[Material shown]
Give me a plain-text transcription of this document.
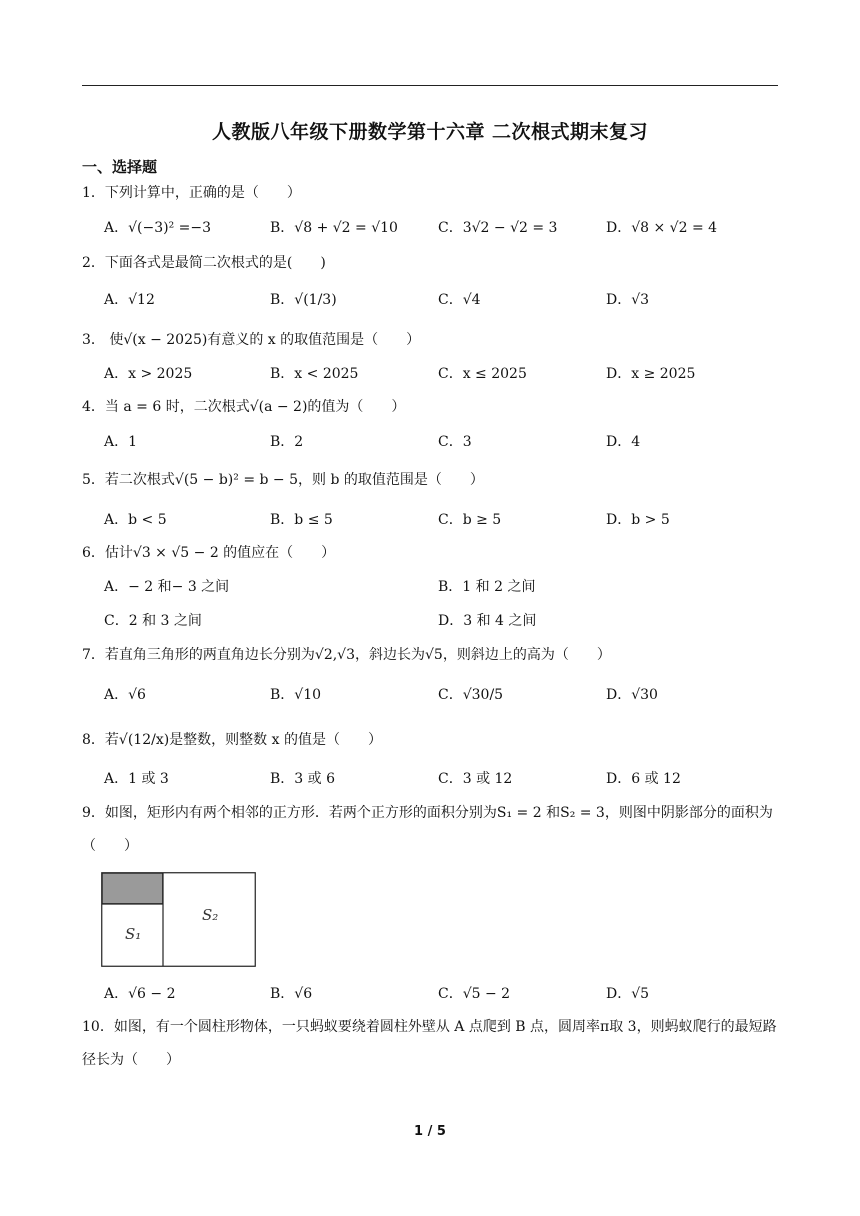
人教版八年级下册数学第十六章 二次根式期末复习
一、选择题
1．下列计算中，正确的是（　　）
A．√(−3)² =−3	B．√8 + √2 = √10	C．3√2 − √2 = 3	D．√8 × √2 = 4
2．下面各式是最简二次根式的是(　　)
A．√12	B．√(1/3)	C．√4	D．√3
3． 使√(x − 2025)有意义的 x 的取值范围是（　　）
A．x > 2025	B．x < 2025	C．x ≤ 2025	D．x ≥ 2025
4．当 a = 6 时，二次根式√(a − 2)的值为（　　）
A．1	B．2	C．3	D．4
5．若二次根式√(5 − b)² = b − 5，则 b 的取值范围是（　　）
A．b < 5	B．b ≤ 5	C．b ≥ 5	D．b > 5
6．估计√3 × √5 − 2 的值应在（　　）
A．− 2 和− 3 之间	B．1 和 2 之间
C．2 和 3 之间	D．3 和 4 之间
7．若直角三角形的两直角边长分别为√2,√3，斜边长为√5，则斜边上的高为（　　）
A．√6	B．√10	C．√30/5	D．√30
8．若√(12/x)是整数，则整数 x 的值是（　　）
A．1 或 3	B．3 或 6	C．3 或 12	D．6 或 12
9．如图，矩形内有两个相邻的正方形．若两个正方形的面积分别为S₁ = 2 和S₂ = 3，则图中阴影部分的面积为（　　）
S₁
S₂
A．√6 − 2	B．√6	C．√5 − 2	D．√5
10．如图，有一个圆柱形物体，一只蚂蚁要绕着圆柱外壁从 A 点爬到 B 点，圆周率π取 3，则蚂蚁爬行的最短路径长为（　　）
1 / 5
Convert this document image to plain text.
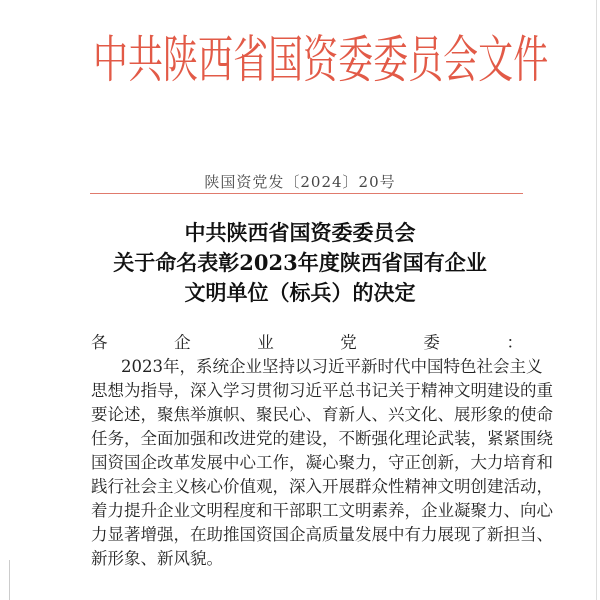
中 共 陕 西 省 国 资 委 委 员 会 文 件
陕国资党发〔2024〕20号
中共陕西省国资委委员会
关于命名表彰2023年度陕西省国有企业
文明单位（标兵）的决定
各企业党委：
2023年，系统企业坚持以习近平新时代中国特色社会主义
思想为指导，深入学习贯彻习近平总书记关于精神文明建设的重
要论述，聚焦举旗帜、聚民心、育新人、兴文化、展形象的使命
任务，全面加强和改进党的建设，不断强化理论武装，紧紧围绕
国资国企改革发展中心工作，凝心聚力，守正创新，大力培育和
践行社会主义核心价值观，深入开展群众性精神文明创建活动，
着力提升企业文明程度和干部职工文明素养，企业凝聚力、向心
力显著增强，在助推国资国企高质量发展中有力展现了新担当、
新形象、新风貌。
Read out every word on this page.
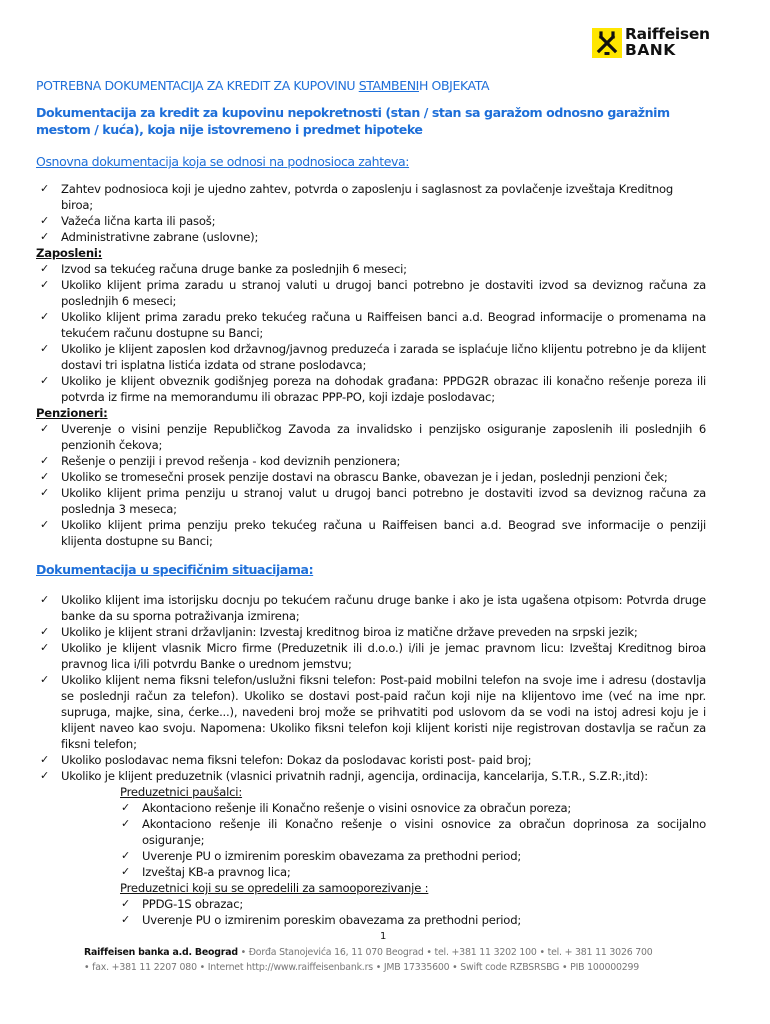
Raiffeisen
BANK
POTREBNA DOKUMENTACIJA ZA KREDIT ZA KUPOVINU STAMBENIH OBJEKATA
Dokumentacija za kredit za kupovinu nepokretnosti (stan / stan sa garažom odnosno garažnim mestom / kuća), koja nije istovremeno i predmet hipoteke
Osnovna dokumentacija koja se odnosi na podnosioca zahteva:
✓ Zahtev podnosioca koji je ujedno zahtev, potvrda o zaposlenju i saglasnost za povlačenje izveštaja Kreditnog biroa;
✓ Važeća lična karta ili pasoš;
✓ Administrativne zabrane (uslovne);
Zaposleni:
✓ Izvod sa tekućeg računa druge banke za poslednjih 6 meseci;
✓ Ukoliko klijent prima zaradu u stranoj valuti u drugoj banci potrebno je dostaviti izvod sa deviznog računa za poslednjih 6 meseci;
✓ Ukoliko klijent prima zaradu preko tekućeg računa u Raiffeisen banci a.d. Beograd informacije o promenama na tekućem računu dostupne su Banci;
✓ Ukoliko je klijent zaposlen kod državnog/javnog preduzeća i zarada se isplaćuje lično klijentu potrebno je da klijent dostavi tri isplatna listića izdata od strane poslodavca;
✓ Ukoliko je klijent obveznik godišnjeg poreza na dohodak građana: PPDG2R obrazac ili konačno rešenje poreza ili potvrda iz firme na memorandumu ili obrazac PPP-PO, koji izdaje poslodavac;
Penzioneri:
✓ Uverenje o visini penzije Republičkog Zavoda za invalidsko i penzijsko osiguranje zaposlenih ili poslednjih 6 penzionih čekova;
✓ Rešenje o penziji i prevod rešenja - kod deviznih penzionera;
✓ Ukoliko se tromesečni prosek penzije dostavi na obrascu Banke, obavezan je i jedan, poslednji penzioni ček;
✓ Ukoliko klijent prima penziju u stranoj valut u drugoj banci potrebno je dostaviti izvod sa deviznog računa za poslednja 3 meseca;
✓ Ukoliko klijent prima penziju preko tekućeg računa u Raiffeisen banci a.d. Beograd sve informacije o penziji klijenta dostupne su Banci;
Dokumentacija u specifičnim situacijama:
✓ Ukoliko klijent ima istorijsku docnju po tekućem računu druge banke i ako je ista ugašena otpisom: Potvrda druge banke da su sporna potraživanja izmirena;
✓ Ukoliko je klijent strani državljanin: Izvestaj kreditnog biroa iz matične države preveden na srpski jezik;
✓ Ukoliko je klijent vlasnik Micro firme (Preduzetnik ili d.o.o.) i/ili je jemac pravnom licu: Izveštaj Kreditnog biroa pravnog lica i/ili potvrdu Banke o urednom jemstvu;
✓ Ukoliko klijent nema fiksni telefon/uslužni fiksni telefon: Post-paid mobilni telefon na svoje ime i adresu (dostavlja se poslednji račun za telefon). Ukoliko se dostavi post-paid račun koji nije na klijentovo ime (već na ime npr. supruga, majke, sina, ćerke...), navedeni broj može se prihvatiti pod uslovom da se vodi na istoj adresi koju je i klijent naveo kao svoju. Napomena: Ukoliko fiksni telefon koji klijent koristi nije registrovan dostavlja se račun za fiksni telefon;
✓ Ukoliko poslodavac nema fiksni telefon: Dokaz da poslodavac koristi post- paid broj;
✓ Ukoliko je klijent preduzetnik (vlasnici privatnih radnji, agencija, ordinacija, kancelarija, S.T.R., S.Z.R:,itd):
Preduzetnici paušalci:
✓ Akontaciono rešenje ili Konačno rešenje o visini osnovice za obračun poreza;
✓ Akontaciono rešenje ili Konačno rešenje o visini osnovice za obračun doprinosa za socijalno osiguranje;
✓ Uverenje PU o izmirenim poreskim obavezama za prethodni period;
✓ Izveštaj KB-a pravnog lica;
Preduzetnici koji su se opredelili za samooporezivanje :
✓ PPDG-1S obrazac;
✓ Uverenje PU o izmirenim poreskim obavezama za prethodni period;
1
Raiffeisen banka a.d. Beograd • Đorđa Stanojevića 16, 11 070 Beograd • tel. +381 11 3202 100 • tel. + 381 11 3026 700
• fax. +381 11 2207 080 • Internet http://www.raiffeisenbank.rs • JMB 17335600 • Swift code RZBSRSBG • PIB 100000299
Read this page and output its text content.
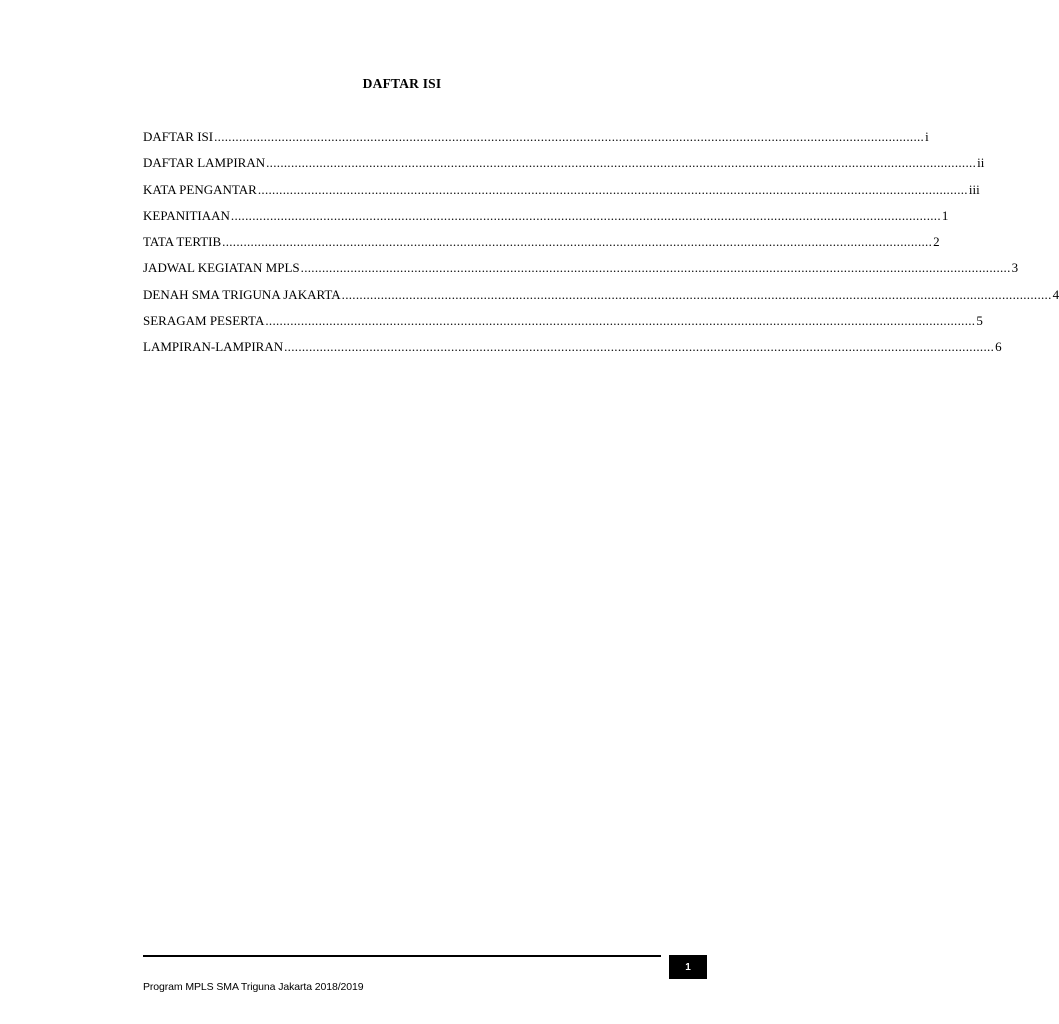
DAFTAR ISI
DAFTAR ISI ........................................................................................................................................................................................................ i
DAFTAR LAMPIRAN ........................................................................................................................................................................................................ ii
KATA PENGANTAR ........................................................................................................................................................................................................ iii
KEPANITIAAN ........................................................................................................................................................................................................ 1
TATA TERTIB ........................................................................................................................................................................................................ 2
JADWAL KEGIATAN MPLS ........................................................................................................................................................................................................ 3
DENAH SMA TRIGUNA JAKARTA ........................................................................................................................................................................................................ 4
SERAGAM PESERTA ........................................................................................................................................................................................................ 5
LAMPIRAN-LAMPIRAN ........................................................................................................................................................................................................ 6
1
Program MPLS SMA Triguna Jakarta 2018/2019
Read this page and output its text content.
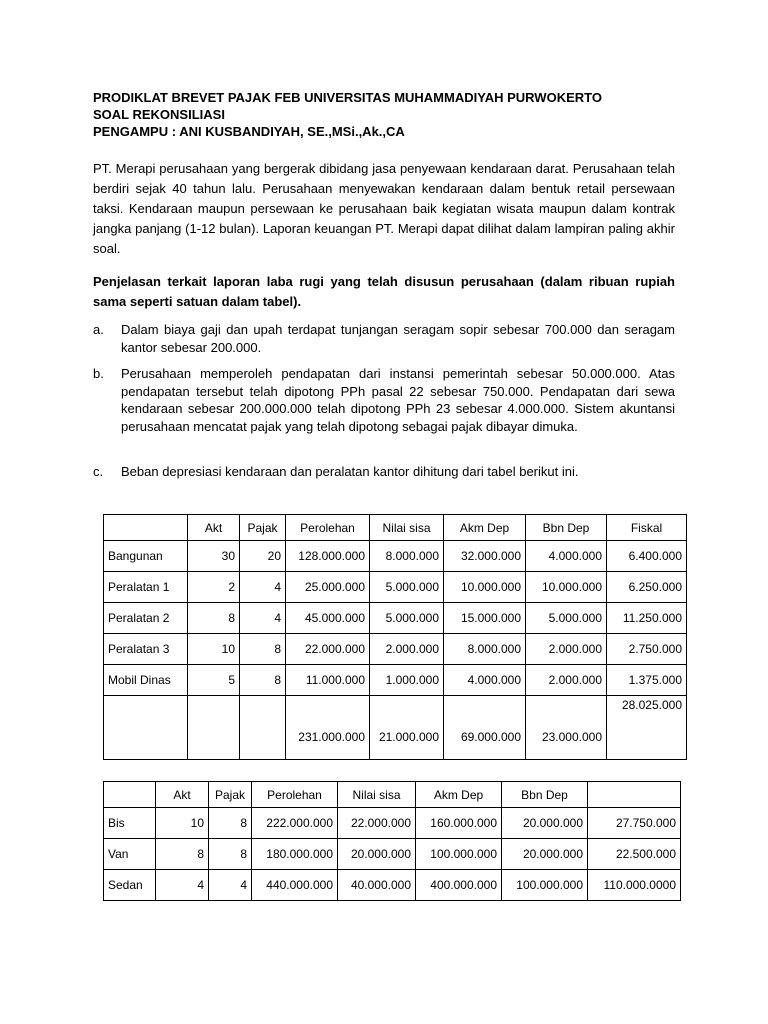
PRODIKLAT BREVET PAJAK FEB UNIVERSITAS MUHAMMADIYAH PURWOKERTO
SOAL REKONSILIASI
PENGAMPU : ANI KUSBANDIYAH, SE.,MSi.,Ak.,CA
PT. Merapi perusahaan yang bergerak dibidang jasa penyewaan kendaraan darat. Perusahaan telah berdiri sejak 40 tahun lalu. Perusahaan menyewakan kendaraan dalam bentuk retail persewaan taksi. Kendaraan maupun persewaan ke perusahaan baik kegiatan wisata maupun dalam kontrak jangka panjang (1-12 bulan). Laporan keuangan PT. Merapi dapat dilihat dalam lampiran paling akhir soal.
Penjelasan terkait laporan laba rugi yang telah disusun perusahaan (dalam ribuan rupiah sama seperti satuan dalam tabel).
a. Dalam biaya gaji dan upah terdapat tunjangan seragam sopir sebesar 700.000 dan seragam kantor sebesar 200.000.
b. Perusahaan memperoleh pendapatan dari instansi pemerintah sebesar 50.000.000. Atas pendapatan tersebut telah dipotong PPh pasal 22 sebesar 750.000. Pendapatan dari sewa kendaraan sebesar 200.000.000 telah dipotong PPh 23 sebesar 4.000.000. Sistem akuntansi perusahaan mencatat pajak yang telah dipotong sebagai pajak dibayar dimuka.
c. Beban depresiasi kendaraan dan peralatan kantor dihitung dari tabel berikut ini.
	Akt	Pajak	Perolehan	Nilai sisa	Akm Dep	Bbn Dep	Fiskal
Bangunan	30	20	128.000.000	8.000.000	32.000.000	4.000.000	6.400.000
Peralatan 1	2	4	25.000.000	5.000.000	10.000.000	10.000.000	6.250.000
Peralatan 2	8	4	45.000.000	5.000.000	15.000.000	5.000.000	11.250.000
Peralatan 3	10	8	22.000.000	2.000.000	8.000.000	2.000.000	2.750.000
Mobil Dinas	5	8	11.000.000	1.000.000	4.000.000	2.000.000	1.375.000
			231.000.000	21.000.000	69.000.000	23.000.000	28.025.000
	Akt	Pajak	Perolehan	Nilai sisa	Akm Dep	Bbn Dep	
Bis	10	8	222.000.000	22.000.000	160.000.000	20.000.000	27.750.000
Van	8	8	180.000.000	20.000.000	100.000.000	20.000.000	22.500.000
Sedan	4	4	440.000.000	40.000.000	400.000.000	100.000.000	110.000.0000
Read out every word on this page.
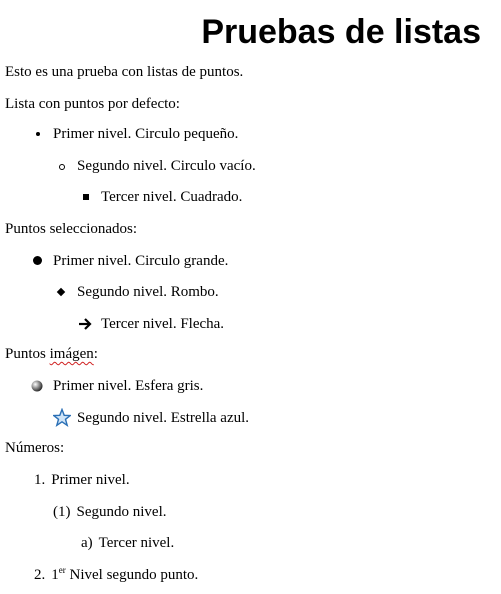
Pruebas de listas
Esto es una prueba con listas de puntos.
Lista con puntos por defecto:
Primer nivel. Circulo pequeño.
Segundo nivel. Circulo vacío.
Tercer nivel. Cuadrado.
Puntos seleccionados:
Primer nivel. Circulo grande.
Segundo nivel. Rombo.
Tercer nivel. Flecha.
Puntos imágen:
Primer nivel. Esfera gris.
Segundo nivel. Estrella azul.
Números:
1. Primer nivel.
(1) Segundo nivel.
a) Tercer nivel.
2. 1er Nivel segundo punto.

[Your objective] Among the entries above, identify all lines with "Akontaciono" and copy them.

[Solution to this problem]
✓ Akontaciono rešenje ili Konačno rešenje o visini osnovice za obračun poreza;
✓ Akontaciono rešenje ili Konačno rešenje o visini osnovice za obračun doprinosa za socijalno osiguranje;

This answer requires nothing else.